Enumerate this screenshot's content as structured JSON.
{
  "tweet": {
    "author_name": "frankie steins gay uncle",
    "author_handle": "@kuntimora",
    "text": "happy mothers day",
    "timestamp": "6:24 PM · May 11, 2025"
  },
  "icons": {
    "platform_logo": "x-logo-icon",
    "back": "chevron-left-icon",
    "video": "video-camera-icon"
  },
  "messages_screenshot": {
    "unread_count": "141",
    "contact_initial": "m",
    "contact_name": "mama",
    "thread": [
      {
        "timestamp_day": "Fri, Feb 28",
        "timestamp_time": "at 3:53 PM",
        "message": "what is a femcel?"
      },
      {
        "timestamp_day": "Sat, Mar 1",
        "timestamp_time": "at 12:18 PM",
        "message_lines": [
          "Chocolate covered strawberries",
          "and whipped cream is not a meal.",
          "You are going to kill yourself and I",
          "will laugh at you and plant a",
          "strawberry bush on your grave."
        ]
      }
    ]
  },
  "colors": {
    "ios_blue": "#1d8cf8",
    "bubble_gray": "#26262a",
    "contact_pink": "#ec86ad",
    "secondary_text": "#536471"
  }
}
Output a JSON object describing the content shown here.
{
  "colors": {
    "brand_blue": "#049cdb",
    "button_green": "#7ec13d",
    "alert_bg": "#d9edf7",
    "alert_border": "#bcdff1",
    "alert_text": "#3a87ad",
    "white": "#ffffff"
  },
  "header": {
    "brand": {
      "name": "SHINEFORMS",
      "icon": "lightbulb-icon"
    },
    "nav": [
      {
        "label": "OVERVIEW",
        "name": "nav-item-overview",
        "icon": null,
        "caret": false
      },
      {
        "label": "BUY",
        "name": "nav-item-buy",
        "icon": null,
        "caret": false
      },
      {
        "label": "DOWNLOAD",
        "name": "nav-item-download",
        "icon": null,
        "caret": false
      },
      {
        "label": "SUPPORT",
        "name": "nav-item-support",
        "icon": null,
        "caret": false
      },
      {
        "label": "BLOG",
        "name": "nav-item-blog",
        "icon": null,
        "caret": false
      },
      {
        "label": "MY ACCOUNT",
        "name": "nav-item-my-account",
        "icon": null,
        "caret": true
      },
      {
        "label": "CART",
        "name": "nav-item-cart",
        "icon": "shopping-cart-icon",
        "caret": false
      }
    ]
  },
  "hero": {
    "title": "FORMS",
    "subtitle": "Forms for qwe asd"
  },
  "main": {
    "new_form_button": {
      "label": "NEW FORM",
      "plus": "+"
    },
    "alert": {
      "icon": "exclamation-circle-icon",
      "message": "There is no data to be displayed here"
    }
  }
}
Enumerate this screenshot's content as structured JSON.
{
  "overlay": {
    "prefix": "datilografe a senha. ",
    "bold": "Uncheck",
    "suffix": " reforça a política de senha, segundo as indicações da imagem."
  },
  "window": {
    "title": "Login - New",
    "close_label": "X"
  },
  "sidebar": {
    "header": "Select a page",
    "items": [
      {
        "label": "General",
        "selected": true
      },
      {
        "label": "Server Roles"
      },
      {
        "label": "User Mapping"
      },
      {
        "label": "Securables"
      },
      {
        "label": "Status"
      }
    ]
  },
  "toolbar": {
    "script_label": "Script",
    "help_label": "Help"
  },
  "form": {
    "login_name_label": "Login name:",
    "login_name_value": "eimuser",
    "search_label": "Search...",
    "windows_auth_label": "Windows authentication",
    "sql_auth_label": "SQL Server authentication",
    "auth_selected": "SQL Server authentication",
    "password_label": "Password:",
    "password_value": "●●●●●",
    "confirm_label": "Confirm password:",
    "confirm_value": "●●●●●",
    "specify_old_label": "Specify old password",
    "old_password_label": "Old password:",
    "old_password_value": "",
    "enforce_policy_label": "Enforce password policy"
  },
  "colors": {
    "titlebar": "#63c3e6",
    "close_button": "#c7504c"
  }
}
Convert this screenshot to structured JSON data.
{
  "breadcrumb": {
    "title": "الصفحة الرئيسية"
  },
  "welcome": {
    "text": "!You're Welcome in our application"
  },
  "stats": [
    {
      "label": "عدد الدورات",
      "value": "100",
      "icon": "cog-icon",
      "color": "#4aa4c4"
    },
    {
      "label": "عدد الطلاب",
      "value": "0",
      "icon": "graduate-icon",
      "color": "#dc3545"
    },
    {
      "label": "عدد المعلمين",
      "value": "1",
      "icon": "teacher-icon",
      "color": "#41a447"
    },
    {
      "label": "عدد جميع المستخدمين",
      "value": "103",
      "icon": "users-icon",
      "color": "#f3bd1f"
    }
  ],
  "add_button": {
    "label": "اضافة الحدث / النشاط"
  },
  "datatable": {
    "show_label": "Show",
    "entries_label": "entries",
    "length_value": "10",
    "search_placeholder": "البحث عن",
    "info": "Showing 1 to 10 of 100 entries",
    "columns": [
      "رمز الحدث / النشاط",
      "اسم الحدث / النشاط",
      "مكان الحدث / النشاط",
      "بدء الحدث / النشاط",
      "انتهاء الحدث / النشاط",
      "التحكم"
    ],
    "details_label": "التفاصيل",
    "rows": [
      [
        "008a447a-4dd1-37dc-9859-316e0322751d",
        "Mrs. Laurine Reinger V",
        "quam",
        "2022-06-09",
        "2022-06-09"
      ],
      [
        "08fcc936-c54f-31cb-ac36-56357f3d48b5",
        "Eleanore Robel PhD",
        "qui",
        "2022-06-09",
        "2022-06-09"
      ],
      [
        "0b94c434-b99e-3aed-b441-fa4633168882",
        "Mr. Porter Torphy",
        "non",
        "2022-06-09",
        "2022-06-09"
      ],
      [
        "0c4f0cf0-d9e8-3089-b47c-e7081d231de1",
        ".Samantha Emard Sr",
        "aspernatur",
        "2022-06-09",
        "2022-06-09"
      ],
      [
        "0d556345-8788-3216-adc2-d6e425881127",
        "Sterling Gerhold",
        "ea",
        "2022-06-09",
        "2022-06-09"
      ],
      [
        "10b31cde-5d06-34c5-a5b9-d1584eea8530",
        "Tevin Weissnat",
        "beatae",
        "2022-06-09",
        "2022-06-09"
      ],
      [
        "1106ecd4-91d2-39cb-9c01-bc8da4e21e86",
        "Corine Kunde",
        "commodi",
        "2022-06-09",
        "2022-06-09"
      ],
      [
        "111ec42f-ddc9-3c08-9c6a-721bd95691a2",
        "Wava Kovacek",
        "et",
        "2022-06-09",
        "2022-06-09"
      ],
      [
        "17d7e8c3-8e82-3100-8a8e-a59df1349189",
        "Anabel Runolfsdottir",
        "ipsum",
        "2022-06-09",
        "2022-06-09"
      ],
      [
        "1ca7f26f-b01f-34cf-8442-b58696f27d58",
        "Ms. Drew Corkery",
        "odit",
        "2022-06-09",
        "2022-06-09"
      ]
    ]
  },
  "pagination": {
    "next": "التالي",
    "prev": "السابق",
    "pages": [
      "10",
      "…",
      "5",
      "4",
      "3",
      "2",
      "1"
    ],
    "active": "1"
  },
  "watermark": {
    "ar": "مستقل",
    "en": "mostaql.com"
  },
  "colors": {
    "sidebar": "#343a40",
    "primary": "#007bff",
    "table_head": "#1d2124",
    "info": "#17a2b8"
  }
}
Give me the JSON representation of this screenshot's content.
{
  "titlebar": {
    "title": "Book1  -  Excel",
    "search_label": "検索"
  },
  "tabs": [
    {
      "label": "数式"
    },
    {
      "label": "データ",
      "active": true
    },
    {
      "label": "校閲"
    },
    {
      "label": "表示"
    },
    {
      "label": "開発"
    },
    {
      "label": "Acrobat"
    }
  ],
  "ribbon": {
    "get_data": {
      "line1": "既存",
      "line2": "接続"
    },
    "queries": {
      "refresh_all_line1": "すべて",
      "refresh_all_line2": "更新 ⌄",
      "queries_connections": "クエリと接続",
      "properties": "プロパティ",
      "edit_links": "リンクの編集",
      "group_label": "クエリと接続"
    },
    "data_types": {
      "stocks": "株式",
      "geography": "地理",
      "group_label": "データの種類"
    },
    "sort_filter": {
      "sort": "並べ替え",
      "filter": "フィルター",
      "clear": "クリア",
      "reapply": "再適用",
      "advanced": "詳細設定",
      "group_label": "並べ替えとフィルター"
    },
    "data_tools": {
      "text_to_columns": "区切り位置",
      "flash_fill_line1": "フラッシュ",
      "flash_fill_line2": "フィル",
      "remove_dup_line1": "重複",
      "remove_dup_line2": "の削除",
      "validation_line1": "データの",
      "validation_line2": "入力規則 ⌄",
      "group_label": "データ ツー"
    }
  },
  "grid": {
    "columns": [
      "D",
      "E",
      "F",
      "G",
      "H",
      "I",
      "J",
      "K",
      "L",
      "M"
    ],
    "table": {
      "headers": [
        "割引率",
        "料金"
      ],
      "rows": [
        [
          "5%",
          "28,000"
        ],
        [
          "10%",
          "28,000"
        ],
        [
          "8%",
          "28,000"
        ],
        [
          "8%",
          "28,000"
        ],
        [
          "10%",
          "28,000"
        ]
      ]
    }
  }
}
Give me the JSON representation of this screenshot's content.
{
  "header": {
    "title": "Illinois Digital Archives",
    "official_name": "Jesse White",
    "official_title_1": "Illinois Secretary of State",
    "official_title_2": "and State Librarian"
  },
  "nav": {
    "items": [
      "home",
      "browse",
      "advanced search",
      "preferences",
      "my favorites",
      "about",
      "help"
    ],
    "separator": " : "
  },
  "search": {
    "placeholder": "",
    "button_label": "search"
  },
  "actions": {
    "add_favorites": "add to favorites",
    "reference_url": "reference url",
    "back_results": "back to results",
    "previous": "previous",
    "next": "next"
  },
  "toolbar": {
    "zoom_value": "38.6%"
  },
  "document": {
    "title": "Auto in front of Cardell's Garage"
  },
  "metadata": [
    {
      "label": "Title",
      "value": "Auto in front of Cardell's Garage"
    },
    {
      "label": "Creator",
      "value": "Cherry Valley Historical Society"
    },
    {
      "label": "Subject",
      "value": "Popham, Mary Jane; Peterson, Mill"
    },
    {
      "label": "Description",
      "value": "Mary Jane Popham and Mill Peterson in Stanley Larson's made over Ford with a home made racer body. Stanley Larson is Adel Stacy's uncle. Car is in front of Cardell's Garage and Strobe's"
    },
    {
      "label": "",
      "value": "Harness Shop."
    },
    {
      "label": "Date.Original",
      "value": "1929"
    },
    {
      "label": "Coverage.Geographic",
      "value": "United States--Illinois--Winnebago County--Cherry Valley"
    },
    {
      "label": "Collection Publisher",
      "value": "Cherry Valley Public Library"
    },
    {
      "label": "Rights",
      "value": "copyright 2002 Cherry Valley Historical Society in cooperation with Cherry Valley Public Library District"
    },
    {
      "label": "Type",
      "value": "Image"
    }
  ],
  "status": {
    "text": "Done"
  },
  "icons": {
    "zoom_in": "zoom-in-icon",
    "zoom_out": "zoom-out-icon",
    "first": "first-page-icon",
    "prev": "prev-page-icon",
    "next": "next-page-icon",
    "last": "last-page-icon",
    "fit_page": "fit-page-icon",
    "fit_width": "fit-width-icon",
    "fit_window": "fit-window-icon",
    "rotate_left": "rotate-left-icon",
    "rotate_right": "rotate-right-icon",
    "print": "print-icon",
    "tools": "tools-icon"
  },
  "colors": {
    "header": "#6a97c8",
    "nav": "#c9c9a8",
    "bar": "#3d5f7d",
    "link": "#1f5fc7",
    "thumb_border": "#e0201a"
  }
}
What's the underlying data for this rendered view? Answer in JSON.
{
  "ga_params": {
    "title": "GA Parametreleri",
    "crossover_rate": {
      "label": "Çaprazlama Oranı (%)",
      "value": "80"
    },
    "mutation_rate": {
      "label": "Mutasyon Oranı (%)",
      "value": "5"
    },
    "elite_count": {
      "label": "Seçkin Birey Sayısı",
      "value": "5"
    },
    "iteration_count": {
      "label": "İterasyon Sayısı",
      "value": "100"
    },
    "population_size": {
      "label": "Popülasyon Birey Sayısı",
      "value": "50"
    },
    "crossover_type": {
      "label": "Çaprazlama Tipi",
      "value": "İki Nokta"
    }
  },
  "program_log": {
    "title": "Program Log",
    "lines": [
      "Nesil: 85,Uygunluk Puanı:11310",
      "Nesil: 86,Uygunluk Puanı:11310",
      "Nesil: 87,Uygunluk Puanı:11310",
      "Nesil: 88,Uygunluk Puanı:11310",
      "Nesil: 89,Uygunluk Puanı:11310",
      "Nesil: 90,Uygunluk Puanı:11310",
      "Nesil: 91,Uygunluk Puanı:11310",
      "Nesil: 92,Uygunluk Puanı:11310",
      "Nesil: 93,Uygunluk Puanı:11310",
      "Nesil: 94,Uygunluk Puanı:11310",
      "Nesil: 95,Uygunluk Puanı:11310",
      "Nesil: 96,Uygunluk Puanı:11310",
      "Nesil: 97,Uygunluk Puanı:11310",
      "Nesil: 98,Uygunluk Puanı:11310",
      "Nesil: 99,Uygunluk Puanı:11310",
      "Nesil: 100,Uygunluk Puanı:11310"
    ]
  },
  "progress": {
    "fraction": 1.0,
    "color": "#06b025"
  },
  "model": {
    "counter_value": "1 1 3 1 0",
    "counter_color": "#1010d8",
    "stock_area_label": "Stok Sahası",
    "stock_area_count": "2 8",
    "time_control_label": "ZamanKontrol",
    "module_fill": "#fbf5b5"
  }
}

◆ ◆ ◆

Gather up every line in the data above that contains the word "next", copying each one.

◆ In response:
    "next": "التالي",
    "next": "next"
    "next": "next-page-icon",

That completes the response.